| TASK REQUIREMENTS |
Your task is to retype each line of the data below exactly.

** START OF ENTRIES **

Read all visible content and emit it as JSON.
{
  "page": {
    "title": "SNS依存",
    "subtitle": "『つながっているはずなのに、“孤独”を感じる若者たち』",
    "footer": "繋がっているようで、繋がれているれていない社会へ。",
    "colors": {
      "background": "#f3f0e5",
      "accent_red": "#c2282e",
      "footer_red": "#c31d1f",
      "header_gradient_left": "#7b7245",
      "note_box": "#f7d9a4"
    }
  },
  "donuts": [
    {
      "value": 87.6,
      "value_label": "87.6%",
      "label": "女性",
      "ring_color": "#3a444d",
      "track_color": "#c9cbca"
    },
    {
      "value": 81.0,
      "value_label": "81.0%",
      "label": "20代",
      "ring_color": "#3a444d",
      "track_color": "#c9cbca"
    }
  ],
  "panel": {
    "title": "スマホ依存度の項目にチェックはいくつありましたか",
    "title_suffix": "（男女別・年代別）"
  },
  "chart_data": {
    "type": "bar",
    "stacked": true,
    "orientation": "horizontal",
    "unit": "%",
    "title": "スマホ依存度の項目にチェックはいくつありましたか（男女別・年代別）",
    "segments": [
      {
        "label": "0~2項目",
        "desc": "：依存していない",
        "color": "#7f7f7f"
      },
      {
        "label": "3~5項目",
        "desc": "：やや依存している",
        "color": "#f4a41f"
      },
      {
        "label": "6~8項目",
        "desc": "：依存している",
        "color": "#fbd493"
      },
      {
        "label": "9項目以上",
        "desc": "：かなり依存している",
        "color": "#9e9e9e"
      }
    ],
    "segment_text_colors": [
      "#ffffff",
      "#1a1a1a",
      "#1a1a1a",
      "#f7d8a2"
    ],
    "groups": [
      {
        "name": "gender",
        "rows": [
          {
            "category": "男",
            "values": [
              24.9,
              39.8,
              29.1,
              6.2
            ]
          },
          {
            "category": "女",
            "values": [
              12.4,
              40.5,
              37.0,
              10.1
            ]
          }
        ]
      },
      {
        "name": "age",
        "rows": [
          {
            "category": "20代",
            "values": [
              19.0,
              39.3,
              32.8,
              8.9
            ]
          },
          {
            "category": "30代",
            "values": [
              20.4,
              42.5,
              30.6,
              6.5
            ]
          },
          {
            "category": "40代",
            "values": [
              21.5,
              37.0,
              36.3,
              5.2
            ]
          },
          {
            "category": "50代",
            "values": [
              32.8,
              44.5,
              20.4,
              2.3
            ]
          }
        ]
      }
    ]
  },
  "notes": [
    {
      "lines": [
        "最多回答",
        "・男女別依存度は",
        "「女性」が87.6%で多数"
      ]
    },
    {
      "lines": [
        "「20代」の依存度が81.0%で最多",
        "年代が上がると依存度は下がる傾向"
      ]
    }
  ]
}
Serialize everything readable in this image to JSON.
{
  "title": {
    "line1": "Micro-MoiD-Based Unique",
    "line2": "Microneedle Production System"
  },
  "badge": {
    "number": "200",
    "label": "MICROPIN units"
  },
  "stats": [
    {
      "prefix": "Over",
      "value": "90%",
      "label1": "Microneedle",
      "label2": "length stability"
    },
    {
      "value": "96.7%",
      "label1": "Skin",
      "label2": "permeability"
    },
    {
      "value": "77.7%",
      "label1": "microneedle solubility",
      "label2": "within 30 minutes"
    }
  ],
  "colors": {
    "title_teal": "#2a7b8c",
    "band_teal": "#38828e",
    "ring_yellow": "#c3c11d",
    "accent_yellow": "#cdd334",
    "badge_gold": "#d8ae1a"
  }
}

** END OF ENTRIES **

| OUTPUT FOR THIS TASK |
Read all visible content and emit it as JSON.
{
  "page": {
    "title": "SNS依存",
    "subtitle": "『つながっているはずなのに、“孤独”を感じる若者たち』",
    "footer": "繋がっているようで、繋がれているれていない社会へ。",
    "colors": {
      "background": "#f3f0e5",
      "accent_red": "#c2282e",
      "footer_red": "#c31d1f",
      "header_gradient_left": "#7b7245",
      "note_box": "#f7d9a4"
    }
  },
  "donuts": [
    {
      "value": 87.6,
      "value_label": "87.6%",
      "label": "女性",
      "ring_color": "#3a444d",
      "track_color": "#c9cbca"
    },
    {
      "value": 81.0,
      "value_label": "81.0%",
      "label": "20代",
      "ring_color": "#3a444d",
      "track_color": "#c9cbca"
    }
  ],
  "panel": {
    "title": "スマホ依存度の項目にチェックはいくつありましたか",
    "title_suffix": "（男女別・年代別）"
  },
  "chart_data": {
    "type": "bar",
    "stacked": true,
    "orientation": "horizontal",
    "unit": "%",
    "title": "スマホ依存度の項目にチェックはいくつありましたか（男女別・年代別）",
    "segments": [
      {
        "label": "0~2項目",
        "desc": "：依存していない",
        "color": "#7f7f7f"
      },
      {
        "label": "3~5項目",
        "desc": "：やや依存している",
        "color": "#f4a41f"
      },
      {
        "label": "6~8項目",
        "desc": "：依存している",
        "color": "#fbd493"
      },
      {
        "label": "9項目以上",
        "desc": "：かなり依存している",
        "color": "#9e9e9e"
      }
    ],
    "segment_text_colors": [
      "#ffffff",
      "#1a1a1a",
      "#1a1a1a",
      "#f7d8a2"
    ],
    "groups": [
      {
        "name": "gender",
        "rows": [
          {
            "category": "男",
            "values": [
              24.9,
              39.8,
              29.1,
              6.2
            ]
          },
          {
            "category": "女",
            "values": [
              12.4,
              40.5,
              37.0,
              10.1
            ]
          }
        ]
      },
      {
        "name": "age",
        "rows": [
          {
            "category": "20代",
            "values": [
              19.0,
              39.3,
              32.8,
              8.9
            ]
          },
          {
            "category": "30代",
            "values": [
              20.4,
              42.5,
              30.6,
              6.5
            ]
          },
          {
            "category": "40代",
            "values": [
              21.5,
              37.0,
              36.3,
              5.2
            ]
          },
          {
            "category": "50代",
            "values": [
              32.8,
              44.5,
              20.4,
              2.3
            ]
          }
        ]
      }
    ]
  },
  "notes": [
    {
      "lines": [
        "最多回答",
        "・男女別依存度は",
        "「女性」が87.6%で多数"
      ]
    },
    {
      "lines": [
        "「20代」の依存度が81.0%で最多",
        "年代が上がると依存度は下がる傾向"
      ]
    }
  ]
}
Serialize everything readable in this image to JSON.
{
  "title": {
    "line1": "Micro-MoiD-Based Unique",
    "line2": "Microneedle Production System"
  },
  "badge": {
    "number": "200",
    "label": "MICROPIN units"
  },
  "stats": [
    {
      "prefix": "Over",
      "value": "90%",
      "label1": "Microneedle",
      "label2": "length stability"
    },
    {
      "value": "96.7%",
      "label1": "Skin",
      "label2": "permeability"
    },
    {
      "value": "77.7%",
      "label1": "microneedle solubility",
      "label2": "within 30 minutes"
    }
  ],
  "colors": {
    "title_teal": "#2a7b8c",
    "band_teal": "#38828e",
    "ring_yellow": "#c3c11d",
    "accent_yellow": "#cdd334",
    "badge_gold": "#d8ae1a"
  }
}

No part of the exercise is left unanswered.